▶ _Consegna_: Riporta alla lettera il passo dell'intervento sulla pubblica amministrazione a partire da «La trasparenza, onorevoli» e proseguendo fino a «la pubblica amministrazione.».

▶ _Brano da leggere_:
---

Con il disegno di legge in esame abbiamo mosso davvero un passo importante. Non vi è dubbio che, senza il buon funzionamento della pubblica amministrazione, non solo il cittadino vive con difficoltà e mortificazioni, ma non sono possibili né la crescita né lo sviluppo e vi sono un'incompiuta cittadinanza e, sicuramente, l'impedimento allo sviluppo.
La pubblica amministrazione costituisce l'infrastruttura fondamentale per le imprese e per l'economia, oltre che per il cittadino, e rende le decisioni politiche pubbliche azioni reali, efficaci e constatabili. In questo Parlamento si potrebbero assumere le decisioni più brillanti, ma non avrebbero significato se non fossero tradotte da una pubblica amministrazione efficace ed efficiente, che, con il disegno di legge in discussione, rendiamo sempre più trasparente.
La trasparenza, onorevoli colleghi, è un momento fondamentale della costruzione della pubblica amministrazione in un Paese, come il nostro, che ha fatto dell'arcana imperii un principio ingombrante e scomodo, ma a lungo non discusso.
La trasparenza, tra l'altro, vuol dire comunicazione con il cittadino, anzi, per la verità, mi permetto di dire che essa implica l'informazione al cittadino. Vorrei ricordare al Ministro che, nel testo di legge, viene spesso adoperato il termine «comunicazione» in casi in cui il termine «informazione» sarebbe più adeguato. Non dimentichiamo, infatti, che la comunicazione pubblica, che è importante, non può che essere bidirezionale: si comunica perché si forniscono informazioni e se ne assumono, consentendo al cittadino di parlare con la pubblica amministrazione.
Su questa strada, naturalmente, abbiamo ancora un percorso importante da compiere con urgenza. La comunicazione esterna, tra l'altro, implica e impone la razionalizzazione della comunicazione interna: naturalmente, se non si riorganizza la comunicazione interna alla pubblica amministrazione, la comunicazione esterna sarà forzosamente non funzionale, non utile e non soddisfacente: ci aspetta comunque, pertanto, un grande lavoro di riorganizzazione del funzionamento interno delle nostre amministrazioni.
Sono importanti anche le misure che impongono un'accelerazione dei tempi, oltre che una semplificazione delle procedure. Riduzione e certezza dei tempi per il cittadino, attraverso il riconoscimento del diritto al risarcimento di un danno ingiusto, come avviene, ad esempio, con le sanzioni pecuniarie per i ritardi ingiustificati previste nel testo.
È importante che il provvedimento non solo riguardi la pubblica amministrazione, ma che si estenda anche a tutti gli enti fornitori di pubblici servizi, anche quelli privati.
Apprezziamo la maggiore flessibilità dell'azione amministrativa, perché si mette il dito in una piaga della modernità. Non vi è dubbio che ognuno di noi sia angosciato dal suo rapporto con l'amministrazione che, a volte, assume dimensioni assolutamente kafkiane.

---

▶ _Estratto dei dati_:

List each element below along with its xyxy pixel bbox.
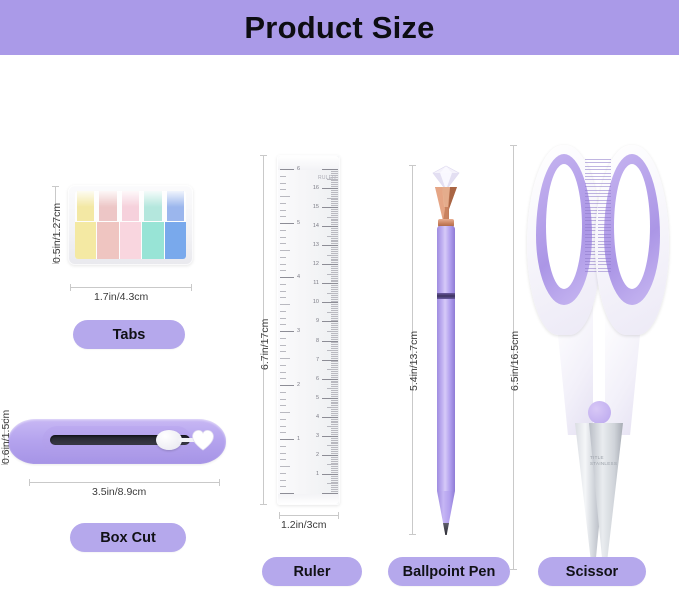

---

▶ _Risposta completa_:
La trasparenza, onorevoli colleghi, è un momento fondamentale della costruzione della pubblica amministrazione in un Paese, come il nostro, che ha fatto dell'arcana imperii un principio ingombrante e scomodo, ma a lungo non discusso.
La trasparenza, tra l'altro, vuol dire comunicazione con il cittadino, anzi, per la verità, mi permetto di dire che essa implica l'informazione al cittadino. Vorrei ricordare al Ministro che, nel testo di legge, viene spesso adoperato il termine «comunicazione» in casi in cui il termine «informazione» sarebbe più adeguato. Non dimentichiamo, infatti, che la comunicazione pubblica, che è importante, non può che essere bidirezionale: si comunica perché si forniscono informazioni e se ne assumono, consentendo al cittadino di parlare con la pubblica amministrazione.